--- start Data ---

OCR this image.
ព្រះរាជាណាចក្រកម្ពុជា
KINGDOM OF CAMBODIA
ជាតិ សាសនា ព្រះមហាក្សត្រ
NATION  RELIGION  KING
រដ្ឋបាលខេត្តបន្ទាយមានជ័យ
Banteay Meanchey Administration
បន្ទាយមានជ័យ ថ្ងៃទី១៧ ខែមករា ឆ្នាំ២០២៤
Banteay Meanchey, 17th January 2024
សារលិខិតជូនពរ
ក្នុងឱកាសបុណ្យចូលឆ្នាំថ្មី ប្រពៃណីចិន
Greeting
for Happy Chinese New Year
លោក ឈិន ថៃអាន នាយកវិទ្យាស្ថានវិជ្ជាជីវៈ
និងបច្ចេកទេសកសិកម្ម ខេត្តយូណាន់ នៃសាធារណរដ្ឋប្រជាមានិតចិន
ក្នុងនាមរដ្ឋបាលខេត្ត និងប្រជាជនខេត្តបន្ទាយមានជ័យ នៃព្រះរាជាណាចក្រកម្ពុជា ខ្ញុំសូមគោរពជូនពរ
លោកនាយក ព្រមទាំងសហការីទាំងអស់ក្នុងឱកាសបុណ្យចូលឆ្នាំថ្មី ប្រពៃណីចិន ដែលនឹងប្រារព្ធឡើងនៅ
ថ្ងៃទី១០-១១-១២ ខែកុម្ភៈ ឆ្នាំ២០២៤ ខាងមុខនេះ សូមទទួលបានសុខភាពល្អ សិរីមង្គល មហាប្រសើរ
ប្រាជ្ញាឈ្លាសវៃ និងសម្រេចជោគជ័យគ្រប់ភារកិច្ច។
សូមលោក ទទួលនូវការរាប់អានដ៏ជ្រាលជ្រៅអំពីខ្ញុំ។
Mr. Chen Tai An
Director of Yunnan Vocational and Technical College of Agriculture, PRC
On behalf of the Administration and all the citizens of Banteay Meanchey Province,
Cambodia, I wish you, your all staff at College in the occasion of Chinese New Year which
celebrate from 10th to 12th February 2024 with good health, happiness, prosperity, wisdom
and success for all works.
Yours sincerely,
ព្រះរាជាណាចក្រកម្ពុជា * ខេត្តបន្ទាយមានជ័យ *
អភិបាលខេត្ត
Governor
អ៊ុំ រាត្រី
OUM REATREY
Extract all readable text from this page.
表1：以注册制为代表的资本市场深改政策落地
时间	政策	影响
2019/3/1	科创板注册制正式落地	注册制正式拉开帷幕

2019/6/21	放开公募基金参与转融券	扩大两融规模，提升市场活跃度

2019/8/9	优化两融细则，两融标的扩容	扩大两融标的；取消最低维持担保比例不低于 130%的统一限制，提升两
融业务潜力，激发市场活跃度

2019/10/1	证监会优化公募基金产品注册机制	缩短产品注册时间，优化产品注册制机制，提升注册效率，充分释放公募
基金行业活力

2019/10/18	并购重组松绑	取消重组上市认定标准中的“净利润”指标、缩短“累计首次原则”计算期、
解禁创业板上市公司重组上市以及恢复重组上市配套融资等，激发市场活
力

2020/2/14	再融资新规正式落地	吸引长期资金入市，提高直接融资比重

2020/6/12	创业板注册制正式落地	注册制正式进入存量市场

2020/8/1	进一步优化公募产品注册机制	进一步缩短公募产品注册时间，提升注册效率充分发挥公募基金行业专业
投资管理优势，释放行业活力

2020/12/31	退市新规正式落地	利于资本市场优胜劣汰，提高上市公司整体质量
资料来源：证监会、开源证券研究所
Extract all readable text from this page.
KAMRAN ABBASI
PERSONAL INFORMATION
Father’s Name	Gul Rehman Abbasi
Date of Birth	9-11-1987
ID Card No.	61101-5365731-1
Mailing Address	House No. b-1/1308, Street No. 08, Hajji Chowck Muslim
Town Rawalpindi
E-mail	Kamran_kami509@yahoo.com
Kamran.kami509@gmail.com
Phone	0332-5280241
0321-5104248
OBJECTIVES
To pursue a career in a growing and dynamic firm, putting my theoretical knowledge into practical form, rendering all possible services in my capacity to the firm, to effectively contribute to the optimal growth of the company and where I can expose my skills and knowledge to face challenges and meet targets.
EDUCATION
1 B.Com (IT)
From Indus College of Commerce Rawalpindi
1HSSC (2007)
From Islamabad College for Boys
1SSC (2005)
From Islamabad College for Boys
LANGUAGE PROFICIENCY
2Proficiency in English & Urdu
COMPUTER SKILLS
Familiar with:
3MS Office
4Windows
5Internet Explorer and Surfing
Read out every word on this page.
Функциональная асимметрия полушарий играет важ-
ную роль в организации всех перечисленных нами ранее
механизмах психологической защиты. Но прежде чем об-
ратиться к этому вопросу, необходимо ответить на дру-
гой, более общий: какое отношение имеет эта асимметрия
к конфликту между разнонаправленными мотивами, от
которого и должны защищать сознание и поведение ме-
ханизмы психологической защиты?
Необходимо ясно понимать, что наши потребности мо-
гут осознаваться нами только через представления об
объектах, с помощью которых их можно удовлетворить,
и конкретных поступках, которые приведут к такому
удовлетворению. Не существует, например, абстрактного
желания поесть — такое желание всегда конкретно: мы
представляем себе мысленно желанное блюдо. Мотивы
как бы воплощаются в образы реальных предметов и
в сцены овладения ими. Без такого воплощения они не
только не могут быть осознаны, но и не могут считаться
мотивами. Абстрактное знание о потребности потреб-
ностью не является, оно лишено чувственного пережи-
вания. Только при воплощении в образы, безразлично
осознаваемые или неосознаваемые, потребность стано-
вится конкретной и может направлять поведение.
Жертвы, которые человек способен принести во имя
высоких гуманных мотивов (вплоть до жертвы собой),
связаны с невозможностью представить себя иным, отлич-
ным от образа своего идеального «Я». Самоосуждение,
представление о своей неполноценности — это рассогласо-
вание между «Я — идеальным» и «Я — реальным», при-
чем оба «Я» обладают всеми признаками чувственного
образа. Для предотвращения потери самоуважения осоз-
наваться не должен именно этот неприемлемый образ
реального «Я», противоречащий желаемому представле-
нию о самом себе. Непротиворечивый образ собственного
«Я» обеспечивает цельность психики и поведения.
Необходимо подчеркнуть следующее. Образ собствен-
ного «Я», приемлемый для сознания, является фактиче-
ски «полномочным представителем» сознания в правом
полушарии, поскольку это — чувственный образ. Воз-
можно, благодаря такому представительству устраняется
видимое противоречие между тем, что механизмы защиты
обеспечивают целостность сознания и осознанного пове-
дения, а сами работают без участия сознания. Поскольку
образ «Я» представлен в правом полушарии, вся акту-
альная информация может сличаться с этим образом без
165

--- end Data ---

• _Requirements_
All of the material above needs to be retyped word for word.

• _Full answer_
OCR this image.
ព្រះរាជាណាចក្រកម្ពុជា
KINGDOM OF CAMBODIA
ជាតិ សាសនា ព្រះមហាក្សត្រ
NATION  RELIGION  KING
រដ្ឋបាលខេត្តបន្ទាយមានជ័យ
Banteay Meanchey Administration
បន្ទាយមានជ័យ ថ្ងៃទី១៧ ខែមករា ឆ្នាំ២០២៤
Banteay Meanchey, 17th January 2024
សារលិខិតជូនពរ
ក្នុងឱកាសបុណ្យចូលឆ្នាំថ្មី ប្រពៃណីចិន
Greeting
for Happy Chinese New Year
លោក ឈិន ថៃអាន នាយកវិទ្យាស្ថានវិជ្ជាជីវៈ
និងបច្ចេកទេសកសិកម្ម ខេត្តយូណាន់ នៃសាធារណរដ្ឋប្រជាមានិតចិន
ក្នុងនាមរដ្ឋបាលខេត្ត និងប្រជាជនខេត្តបន្ទាយមានជ័យ នៃព្រះរាជាណាចក្រកម្ពុជា ខ្ញុំសូមគោរពជូនពរ
លោកនាយក ព្រមទាំងសហការីទាំងអស់ក្នុងឱកាសបុណ្យចូលឆ្នាំថ្មី ប្រពៃណីចិន ដែលនឹងប្រារព្ធឡើងនៅ
ថ្ងៃទី១០-១១-១២ ខែកុម្ភៈ ឆ្នាំ២០២៤ ខាងមុខនេះ សូមទទួលបានសុខភាពល្អ សិរីមង្គល មហាប្រសើរ
ប្រាជ្ញាឈ្លាសវៃ និងសម្រេចជោគជ័យគ្រប់ភារកិច្ច។
សូមលោក ទទួលនូវការរាប់អានដ៏ជ្រាលជ្រៅអំពីខ្ញុំ។
Mr. Chen Tai An
Director of Yunnan Vocational and Technical College of Agriculture, PRC
On behalf of the Administration and all the citizens of Banteay Meanchey Province,
Cambodia, I wish you, your all staff at College in the occasion of Chinese New Year which
celebrate from 10th to 12th February 2024 with good health, happiness, prosperity, wisdom
and success for all works.
Yours sincerely,
ព្រះរាជាណាចក្រកម្ពុជា * ខេត្តបន្ទាយមានជ័យ *
អភិបាលខេត្ត
Governor
អ៊ុំ រាត្រី
OUM REATREY
Extract all readable text from this page.
表1：以注册制为代表的资本市场深改政策落地
时间	政策	影响
2019/3/1	科创板注册制正式落地	注册制正式拉开帷幕

2019/6/21	放开公募基金参与转融券	扩大两融规模，提升市场活跃度

2019/8/9	优化两融细则，两融标的扩容	扩大两融标的；取消最低维持担保比例不低于 130%的统一限制，提升两
融业务潜力，激发市场活跃度

2019/10/1	证监会优化公募基金产品注册机制	缩短产品注册时间，优化产品注册制机制，提升注册效率，充分释放公募
基金行业活力

2019/10/18	并购重组松绑	取消重组上市认定标准中的“净利润”指标、缩短“累计首次原则”计算期、
解禁创业板上市公司重组上市以及恢复重组上市配套融资等，激发市场活
力

2020/2/14	再融资新规正式落地	吸引长期资金入市，提高直接融资比重

2020/6/12	创业板注册制正式落地	注册制正式进入存量市场

2020/8/1	进一步优化公募产品注册机制	进一步缩短公募产品注册时间，提升注册效率充分发挥公募基金行业专业
投资管理优势，释放行业活力

2020/12/31	退市新规正式落地	利于资本市场优胜劣汰，提高上市公司整体质量
资料来源：证监会、开源证券研究所
Extract all readable text from this page.
KAMRAN ABBASI
PERSONAL INFORMATION
Father’s Name	Gul Rehman Abbasi
Date of Birth	9-11-1987
ID Card No.	61101-5365731-1
Mailing Address	House No. b-1/1308, Street No. 08, Hajji Chowck Muslim
Town Rawalpindi
E-mail	Kamran_kami509@yahoo.com
Kamran.kami509@gmail.com
Phone	0332-5280241
0321-5104248
OBJECTIVES
To pursue a career in a growing and dynamic firm, putting my theoretical knowledge into practical form, rendering all possible services in my capacity to the firm, to effectively contribute to the optimal growth of the company and where I can expose my skills and knowledge to face challenges and meet targets.
EDUCATION
1 B.Com (IT)
From Indus College of Commerce Rawalpindi
1HSSC (2007)
From Islamabad College for Boys
1SSC (2005)
From Islamabad College for Boys
LANGUAGE PROFICIENCY
2Proficiency in English & Urdu
COMPUTER SKILLS
Familiar with:
3MS Office
4Windows
5Internet Explorer and Surfing
Read out every word on this page.
Функциональная асимметрия полушарий играет важ-
ную роль в организации всех перечисленных нами ранее
механизмах психологической защиты. Но прежде чем об-
ратиться к этому вопросу, необходимо ответить на дру-
гой, более общий: какое отношение имеет эта асимметрия
к конфликту между разнонаправленными мотивами, от
которого и должны защищать сознание и поведение ме-
ханизмы психологической защиты?
Необходимо ясно понимать, что наши потребности мо-
гут осознаваться нами только через представления об
объектах, с помощью которых их можно удовлетворить,
и конкретных поступках, которые приведут к такому
удовлетворению. Не существует, например, абстрактного
желания поесть — такое желание всегда конкретно: мы
представляем себе мысленно желанное блюдо. Мотивы
как бы воплощаются в образы реальных предметов и
в сцены овладения ими. Без такого воплощения они не
только не могут быть осознаны, но и не могут считаться
мотивами. Абстрактное знание о потребности потреб-
ностью не является, оно лишено чувственного пережи-
вания. Только при воплощении в образы, безразлично
осознаваемые или неосознаваемые, потребность стано-
вится конкретной и может направлять поведение.
Жертвы, которые человек способен принести во имя
высоких гуманных мотивов (вплоть до жертвы собой),
связаны с невозможностью представить себя иным, отлич-
ным от образа своего идеального «Я». Самоосуждение,
представление о своей неполноценности — это рассогласо-
вание между «Я — идеальным» и «Я — реальным», при-
чем оба «Я» обладают всеми признаками чувственного
образа. Для предотвращения потери самоуважения осоз-
наваться не должен именно этот неприемлемый образ
реального «Я», противоречащий желаемому представле-
нию о самом себе. Непротиворечивый образ собственного
«Я» обеспечивает цельность психики и поведения.
Необходимо подчеркнуть следующее. Образ собствен-
ного «Я», приемлемый для сознания, является фактиче-
ски «полномочным представителем» сознания в правом
полушарии, поскольку это — чувственный образ. Воз-
можно, благодаря такому представительству устраняется
видимое противоречие между тем, что механизмы защиты
обеспечивают целостность сознания и осознанного пове-
дения, а сами работают без участия сознания. Поскольку
образ «Я» представлен в правом полушарии, вся акту-
альная информация может сличаться с этим образом без
165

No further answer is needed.